> **Text to read**:
· · · · ·

Pluralism: A Civic Responsibility
Week of Monday, November 12, 2001
My wife, a second grade teacher, tells me that the educational
code of our state mandates a “patriotic observance” of some sort the first
period of each day. For the record, she is not in compliance. Clearly,
our state wants to inculcate among our youngest citizens a sense of
political patriotism or civic obligation to the common good of the larger
community (city, state, country). The Pledge of Allegiance, says my wife,
would fulfill this requirement. Part of that Pledge reads that we are “one
nation...indivisible.” But what is the basis of our national unity amidst
all our religious plurality? Out of all our variegated manyness
(E Pluribus) where does our country find a oneness (Unum)?
Some people appeal to a religious or theological unity, such as we
see in some Islamic states (Iran, Saudi Arabia) or, to a lesser degree, in
ethnically homogeneous nations that make explicit appeals to blatant
religious and ethnic nationalism (Russia or Serbia). During our four
years in Moscow I was always irritated by the Russian proverb, “to be
Russian is to be Orthodox,” as if there was no difference between personal
faith and civic responsibility.
In a Christian version of this appeal to religious unity, some
believers insist upon thinking about America as a “Christian country” and
demanding political and legislative concessions to reflect that. Take
these three examples from Diana Eck's new book
A New Religious America
(2001). From 1947–1954 the National Association of Evangelicals
campaigned for an amendment to the Constitution that would read, “This
nation divinely recognizes the authority and law of Jesus Christ, Savior
and Ruler of Nations, through whom are bestowed the blessings of Almighty
God.” In 1992 Arkansas governor Kirk Fordice created a stir when he
referred to America as a “Christian nation,” a statement he later
renounced. Finally, in September 2000, the Family Research Council
denounced the first-ever Hindu invocation given at the US House of
Representatives, saying it would lead to “ethical chaos” and lamenting
that it signaled a drift from our Judeo-Christian roots. Later it issued a
retraction.
For the United States there are at least two problems with
appealing to Christianity as a basis for national unity. First, our
founding fathers wisely set up a secular government that separates church
and state. More practically, as we saw in my
essay last week
our country is home to 30 million citizens of non-Christian
faiths (and increasing by about a million a year), or, in an age of
increased secularization, no faith at all. But even though religion cannot
be the basis for our country's unity, clearly our substantial religious
diversity has ramifications for our national unity.
Eck likes to tell her students that if they want to see the
political implications of our country's new and radical religious
diversity, just attend the meetings of your community's city council,
school board or zoning committee. Or think for a moment about the issues
now faced by the armed services and the everyday workplace. Should
architectural plans for a Buddhist temple in southern California be made
to comply with the local Mediterranean look, or granted a variance so it
can express its indigenous, Asian look? Should a Muslim be able to wear
religious garments or be excused to pray at work? How would you feel about
Hindus purchasing a vacant building in your local downtown and renovating
it for a community center? Is a Wiccan chaplain in the military as
legitimate as a Baptist one? These issues, as Eck points out, are no
longer restricted to New York City, San Francisco or Chicago; they have
become commonplace in Toledo, Fort Wayne, Cedar Rapids, and the like.

· · · · ·

> **Data supplied**:
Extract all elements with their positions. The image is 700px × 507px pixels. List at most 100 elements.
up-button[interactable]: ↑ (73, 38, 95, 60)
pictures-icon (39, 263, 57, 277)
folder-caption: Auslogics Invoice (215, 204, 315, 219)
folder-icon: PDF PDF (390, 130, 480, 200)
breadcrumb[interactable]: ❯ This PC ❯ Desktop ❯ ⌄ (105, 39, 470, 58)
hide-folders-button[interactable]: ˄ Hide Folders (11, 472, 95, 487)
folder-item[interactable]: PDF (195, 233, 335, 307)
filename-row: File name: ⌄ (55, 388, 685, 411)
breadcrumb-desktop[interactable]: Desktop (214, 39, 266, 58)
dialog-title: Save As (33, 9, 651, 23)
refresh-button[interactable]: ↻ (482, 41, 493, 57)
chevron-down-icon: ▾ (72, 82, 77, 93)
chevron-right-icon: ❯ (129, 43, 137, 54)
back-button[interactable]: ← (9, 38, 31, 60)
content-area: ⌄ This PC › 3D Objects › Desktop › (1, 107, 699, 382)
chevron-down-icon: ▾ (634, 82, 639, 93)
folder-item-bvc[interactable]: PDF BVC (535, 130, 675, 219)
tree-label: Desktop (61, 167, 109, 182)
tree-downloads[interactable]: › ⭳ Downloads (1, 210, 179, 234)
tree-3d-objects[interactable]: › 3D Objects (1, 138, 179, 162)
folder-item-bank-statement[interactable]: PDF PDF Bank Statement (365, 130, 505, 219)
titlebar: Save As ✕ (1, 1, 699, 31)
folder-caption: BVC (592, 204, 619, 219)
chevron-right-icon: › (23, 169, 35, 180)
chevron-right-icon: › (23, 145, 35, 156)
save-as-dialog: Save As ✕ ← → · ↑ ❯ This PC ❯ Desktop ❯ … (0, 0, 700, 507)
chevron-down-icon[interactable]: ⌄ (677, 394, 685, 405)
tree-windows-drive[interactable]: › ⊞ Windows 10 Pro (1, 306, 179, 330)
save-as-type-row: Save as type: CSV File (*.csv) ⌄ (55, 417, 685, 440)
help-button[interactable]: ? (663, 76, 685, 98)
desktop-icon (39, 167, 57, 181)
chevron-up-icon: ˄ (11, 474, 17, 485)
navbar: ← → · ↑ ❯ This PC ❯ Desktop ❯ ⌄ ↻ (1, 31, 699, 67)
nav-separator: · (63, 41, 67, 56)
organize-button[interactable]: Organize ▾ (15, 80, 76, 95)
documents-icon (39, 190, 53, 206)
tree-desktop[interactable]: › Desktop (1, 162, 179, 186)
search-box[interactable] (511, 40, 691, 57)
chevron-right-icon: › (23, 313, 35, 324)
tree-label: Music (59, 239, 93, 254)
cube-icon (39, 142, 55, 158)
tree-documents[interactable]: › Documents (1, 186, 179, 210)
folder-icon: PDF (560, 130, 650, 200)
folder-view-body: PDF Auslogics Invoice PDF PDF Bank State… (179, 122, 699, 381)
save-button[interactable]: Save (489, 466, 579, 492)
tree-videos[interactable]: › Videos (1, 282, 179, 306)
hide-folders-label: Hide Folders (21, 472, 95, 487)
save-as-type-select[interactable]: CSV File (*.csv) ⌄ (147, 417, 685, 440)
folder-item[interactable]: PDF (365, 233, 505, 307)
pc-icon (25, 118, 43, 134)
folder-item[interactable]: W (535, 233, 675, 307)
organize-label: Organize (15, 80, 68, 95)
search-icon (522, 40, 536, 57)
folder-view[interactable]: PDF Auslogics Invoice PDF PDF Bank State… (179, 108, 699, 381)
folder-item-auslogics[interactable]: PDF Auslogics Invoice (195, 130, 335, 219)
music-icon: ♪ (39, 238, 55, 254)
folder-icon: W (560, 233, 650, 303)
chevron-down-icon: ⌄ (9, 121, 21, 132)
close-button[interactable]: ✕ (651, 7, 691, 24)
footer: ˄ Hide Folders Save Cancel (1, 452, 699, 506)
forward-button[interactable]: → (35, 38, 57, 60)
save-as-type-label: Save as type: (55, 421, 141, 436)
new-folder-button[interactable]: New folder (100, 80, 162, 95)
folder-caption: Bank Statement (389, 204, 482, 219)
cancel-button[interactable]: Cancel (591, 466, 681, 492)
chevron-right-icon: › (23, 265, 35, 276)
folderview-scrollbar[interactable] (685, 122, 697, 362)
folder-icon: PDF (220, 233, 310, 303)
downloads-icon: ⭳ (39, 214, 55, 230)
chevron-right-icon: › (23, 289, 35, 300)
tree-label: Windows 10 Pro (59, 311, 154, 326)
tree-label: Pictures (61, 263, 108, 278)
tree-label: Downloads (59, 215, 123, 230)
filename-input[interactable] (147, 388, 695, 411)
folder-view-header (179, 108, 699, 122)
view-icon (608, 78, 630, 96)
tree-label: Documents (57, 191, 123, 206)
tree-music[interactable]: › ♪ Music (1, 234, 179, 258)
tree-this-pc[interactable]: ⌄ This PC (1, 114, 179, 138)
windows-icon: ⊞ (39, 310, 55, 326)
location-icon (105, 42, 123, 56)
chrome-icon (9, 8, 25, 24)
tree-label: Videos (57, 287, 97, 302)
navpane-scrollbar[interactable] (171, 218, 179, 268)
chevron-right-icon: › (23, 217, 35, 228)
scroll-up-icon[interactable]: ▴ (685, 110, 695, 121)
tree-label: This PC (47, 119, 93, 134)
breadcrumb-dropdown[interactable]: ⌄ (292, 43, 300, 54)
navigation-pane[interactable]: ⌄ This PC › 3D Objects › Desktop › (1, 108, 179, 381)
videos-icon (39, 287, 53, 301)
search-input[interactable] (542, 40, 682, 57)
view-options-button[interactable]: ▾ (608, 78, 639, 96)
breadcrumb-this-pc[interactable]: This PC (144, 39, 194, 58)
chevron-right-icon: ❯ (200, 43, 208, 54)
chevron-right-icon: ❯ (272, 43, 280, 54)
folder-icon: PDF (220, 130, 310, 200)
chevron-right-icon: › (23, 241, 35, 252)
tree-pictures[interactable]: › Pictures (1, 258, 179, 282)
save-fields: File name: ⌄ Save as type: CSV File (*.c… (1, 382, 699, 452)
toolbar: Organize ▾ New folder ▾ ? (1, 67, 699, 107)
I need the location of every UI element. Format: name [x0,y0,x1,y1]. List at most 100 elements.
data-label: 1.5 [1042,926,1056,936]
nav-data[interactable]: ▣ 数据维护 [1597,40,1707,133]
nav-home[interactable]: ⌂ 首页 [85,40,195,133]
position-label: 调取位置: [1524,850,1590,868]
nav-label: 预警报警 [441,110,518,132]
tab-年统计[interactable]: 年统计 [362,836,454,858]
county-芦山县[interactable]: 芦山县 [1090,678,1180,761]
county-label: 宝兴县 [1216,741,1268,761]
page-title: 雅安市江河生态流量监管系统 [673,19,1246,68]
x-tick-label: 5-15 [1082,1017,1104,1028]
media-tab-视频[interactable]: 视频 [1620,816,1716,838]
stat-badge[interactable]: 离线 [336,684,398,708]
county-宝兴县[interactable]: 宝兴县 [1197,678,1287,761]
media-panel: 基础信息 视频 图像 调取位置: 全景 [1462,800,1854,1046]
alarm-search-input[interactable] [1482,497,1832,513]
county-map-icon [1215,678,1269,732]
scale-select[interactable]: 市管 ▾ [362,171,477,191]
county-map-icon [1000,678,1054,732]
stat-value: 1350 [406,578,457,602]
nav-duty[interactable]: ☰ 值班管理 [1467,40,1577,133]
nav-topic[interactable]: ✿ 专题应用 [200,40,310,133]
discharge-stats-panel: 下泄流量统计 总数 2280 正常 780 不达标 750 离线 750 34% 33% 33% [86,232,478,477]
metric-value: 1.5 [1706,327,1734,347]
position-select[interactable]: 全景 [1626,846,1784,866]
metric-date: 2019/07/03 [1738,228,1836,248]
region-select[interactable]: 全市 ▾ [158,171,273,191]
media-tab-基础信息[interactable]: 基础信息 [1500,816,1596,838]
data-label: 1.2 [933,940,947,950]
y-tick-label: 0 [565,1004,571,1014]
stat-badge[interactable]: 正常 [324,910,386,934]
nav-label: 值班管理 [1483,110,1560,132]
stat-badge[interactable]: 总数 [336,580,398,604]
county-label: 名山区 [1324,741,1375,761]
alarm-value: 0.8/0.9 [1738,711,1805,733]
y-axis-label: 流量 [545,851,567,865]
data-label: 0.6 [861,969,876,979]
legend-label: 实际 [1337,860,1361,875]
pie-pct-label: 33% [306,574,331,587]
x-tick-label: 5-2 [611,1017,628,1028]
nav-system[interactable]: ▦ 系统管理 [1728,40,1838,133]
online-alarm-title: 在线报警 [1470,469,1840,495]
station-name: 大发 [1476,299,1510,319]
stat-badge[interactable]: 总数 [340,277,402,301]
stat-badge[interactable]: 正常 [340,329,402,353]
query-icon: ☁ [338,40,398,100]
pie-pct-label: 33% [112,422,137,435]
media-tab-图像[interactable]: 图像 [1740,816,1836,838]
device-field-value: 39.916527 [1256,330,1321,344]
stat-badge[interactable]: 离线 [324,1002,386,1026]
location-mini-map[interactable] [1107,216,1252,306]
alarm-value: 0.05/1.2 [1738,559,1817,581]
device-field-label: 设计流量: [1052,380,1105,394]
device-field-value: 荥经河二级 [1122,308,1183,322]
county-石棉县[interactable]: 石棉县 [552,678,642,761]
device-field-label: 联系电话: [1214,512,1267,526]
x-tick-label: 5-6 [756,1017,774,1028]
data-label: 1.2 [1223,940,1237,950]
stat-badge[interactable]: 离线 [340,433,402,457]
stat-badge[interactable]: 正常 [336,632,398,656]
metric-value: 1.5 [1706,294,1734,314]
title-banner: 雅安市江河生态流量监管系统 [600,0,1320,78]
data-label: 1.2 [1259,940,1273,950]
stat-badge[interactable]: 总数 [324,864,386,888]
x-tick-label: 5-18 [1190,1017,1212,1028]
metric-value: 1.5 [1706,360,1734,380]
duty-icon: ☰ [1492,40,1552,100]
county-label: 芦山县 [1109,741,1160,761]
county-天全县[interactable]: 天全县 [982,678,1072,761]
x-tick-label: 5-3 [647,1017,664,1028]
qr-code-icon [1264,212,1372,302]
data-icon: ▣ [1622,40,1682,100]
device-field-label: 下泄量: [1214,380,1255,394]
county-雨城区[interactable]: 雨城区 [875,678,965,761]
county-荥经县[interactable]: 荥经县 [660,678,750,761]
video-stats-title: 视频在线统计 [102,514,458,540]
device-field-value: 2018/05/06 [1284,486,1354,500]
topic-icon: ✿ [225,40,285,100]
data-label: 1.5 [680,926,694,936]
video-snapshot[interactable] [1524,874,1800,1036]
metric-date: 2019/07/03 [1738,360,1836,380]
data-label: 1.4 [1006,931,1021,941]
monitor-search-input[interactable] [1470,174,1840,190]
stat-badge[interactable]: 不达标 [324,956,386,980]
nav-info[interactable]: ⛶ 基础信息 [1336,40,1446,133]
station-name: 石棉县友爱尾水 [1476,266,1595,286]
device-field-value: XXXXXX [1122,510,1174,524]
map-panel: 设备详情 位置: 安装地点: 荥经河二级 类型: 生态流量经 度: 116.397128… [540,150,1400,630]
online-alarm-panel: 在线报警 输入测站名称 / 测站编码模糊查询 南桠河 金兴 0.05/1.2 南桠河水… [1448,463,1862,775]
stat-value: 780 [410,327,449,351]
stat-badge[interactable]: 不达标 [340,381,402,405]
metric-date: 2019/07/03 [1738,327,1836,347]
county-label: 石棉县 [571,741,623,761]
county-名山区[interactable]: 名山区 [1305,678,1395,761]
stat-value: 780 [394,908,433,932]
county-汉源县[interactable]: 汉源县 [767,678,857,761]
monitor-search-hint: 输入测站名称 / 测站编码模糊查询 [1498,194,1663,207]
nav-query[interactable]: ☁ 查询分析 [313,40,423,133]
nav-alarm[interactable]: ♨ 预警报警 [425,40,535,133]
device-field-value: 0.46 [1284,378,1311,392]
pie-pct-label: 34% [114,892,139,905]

· · · · ·

> **Exercise requirements**:
a) Please transcribe the pluralism essay from "Some people appeal" to "and civic responsibility.".
b) In the pluralism essay, during which years did the National Association of Evangelicals campaign for a constitutional amendment?
The listing has no role in this work.

> **Exercise results**:
a)
Some people appeal to a religious or theological unity, such as we
see in some Islamic states (Iran, Saudi Arabia) or, to a lesser degree, in
ethnically homogeneous nations that make explicit appeals to blatant
religious and ethnic nationalism (Russia or Serbia). During our four
years in Moscow I was always irritated by the Russian proverb, “to be
Russian is to be Orthodox,” as if there was no difference between personal
faith and civic responsibility.

b) From 1947 to 1954.